> [WRITTEN REQUEST]:
Return every line of the records below verbatim, with no pictures in the copy.

***** RECORDS FOR PROCESSING *****

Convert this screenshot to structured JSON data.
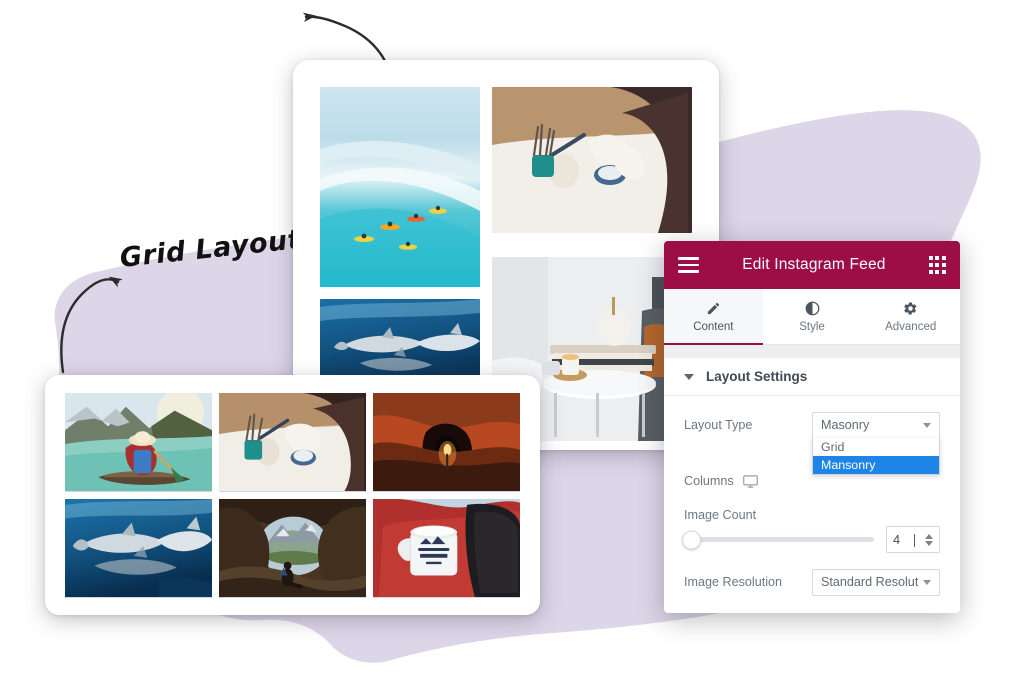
{
  "annotation": {
    "text": "Grid Layout",
    "arrow_to_annotation": "curved-arrow-icon",
    "arrow_to_masonry_card": "curved-arrow-icon"
  },
  "colors": {
    "brand_magenta": "#9d0e46",
    "blob_lavender": "#ddd5e8",
    "highlight_blue": "#1e85e8",
    "label_gray": "#6d7882"
  },
  "panel": {
    "header": {
      "title": "Edit Instagram Feed",
      "menu_icon": "hamburger-icon",
      "apps_icon": "apps-grid-icon"
    },
    "tabs": [
      {
        "label": "Content",
        "icon": "pencil-icon",
        "active": true
      },
      {
        "label": "Style",
        "icon": "contrast-icon",
        "active": false
      },
      {
        "label": "Advanced",
        "icon": "gear-icon",
        "active": false
      }
    ],
    "section": {
      "title": "Layout Settings",
      "collapse_icon": "caret-down-icon"
    },
    "fields": {
      "layout_type": {
        "label": "Layout Type",
        "value": "Masonry",
        "dropdown_open": true,
        "options": [
          {
            "label": "Grid",
            "selected": false
          },
          {
            "label": "Mansonry",
            "selected": true
          }
        ]
      },
      "columns": {
        "label": "Columns",
        "device_icon": "desktop-monitor-icon"
      },
      "image_count": {
        "label": "Image Count",
        "value": "4",
        "slider_percent": 0
      },
      "image_resolution": {
        "label": "Image Resolution",
        "value": "Standard Resolutio"
      }
    }
  },
  "cards": {
    "masonry": {
      "name": "Masonry layout preview",
      "images": [
        {
          "alt": "surfers riding a large turquoise wave"
        },
        {
          "alt": "woman painting a ceramic pot at a desk"
        },
        {
          "alt": "dolphins swimming underwater"
        },
        {
          "alt": "white side table with candle and books"
        }
      ]
    },
    "grid": {
      "name": "Grid layout preview",
      "images": [
        {
          "alt": "woman paddling a canoe on a mountain lake"
        },
        {
          "alt": "woman painting a ceramic pot"
        },
        {
          "alt": "person with torch inside a red cave"
        },
        {
          "alt": "dolphins swimming underwater"
        },
        {
          "alt": "person sitting in a cave opening over a valley"
        },
        {
          "alt": "hands holding an Adventure Begins enamel mug"
        }
      ]
    }
  }
}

*****

> [PROBLEM SOLUTION]:
Convert this screenshot to structured JSON data.
{
  "annotation": {
    "text": "Grid Layout",
    "arrow_to_annotation": "curved-arrow-icon",
    "arrow_to_masonry_card": "curved-arrow-icon"
  },
  "colors": {
    "brand_magenta": "#9d0e46",
    "blob_lavender": "#ddd5e8",
    "highlight_blue": "#1e85e8",
    "label_gray": "#6d7882"
  },
  "panel": {
    "header": {
      "title": "Edit Instagram Feed",
      "menu_icon": "hamburger-icon",
      "apps_icon": "apps-grid-icon"
    },
    "tabs": [
      {
        "label": "Content",
        "icon": "pencil-icon",
        "active": true
      },
      {
        "label": "Style",
        "icon": "contrast-icon",
        "active": false
      },
      {
        "label": "Advanced",
        "icon": "gear-icon",
        "active": false
      }
    ],
    "section": {
      "title": "Layout Settings",
      "collapse_icon": "caret-down-icon"
    },
    "fields": {
      "layout_type": {
        "label": "Layout Type",
        "value": "Masonry",
        "dropdown_open": true,
        "options": [
          {
            "label": "Grid",
            "selected": false
          },
          {
            "label": "Mansonry",
            "selected": true
          }
        ]
      },
      "columns": {
        "label": "Columns",
        "device_icon": "desktop-monitor-icon"
      },
      "image_count": {
        "label": "Image Count",
        "value": "4",
        "slider_percent": 0
      },
      "image_resolution": {
        "label": "Image Resolution",
        "value": "Standard Resolutio"
      }
    }
  },
  "cards": {
    "masonry": {
      "name": "Masonry layout preview",
      "images": [
        {
          "alt": "surfers riding a large turquoise wave"
        },
        {
          "alt": "woman painting a ceramic pot at a desk"
        },
        {
          "alt": "dolphins swimming underwater"
        },
        {
          "alt": "white side table with candle and books"
        }
      ]
    },
    "grid": {
      "name": "Grid layout preview",
      "images": [
        {
          "alt": "woman paddling a canoe on a mountain lake"
        },
        {
          "alt": "woman painting a ceramic pot"
        },
        {
          "alt": "person with torch inside a red cave"
        },
        {
          "alt": "dolphins swimming underwater"
        },
        {
          "alt": "person sitting in a cave opening over a valley"
        },
        {
          "alt": "hands holding an Adventure Begins enamel mug"
        }
      ]
    }
  }
}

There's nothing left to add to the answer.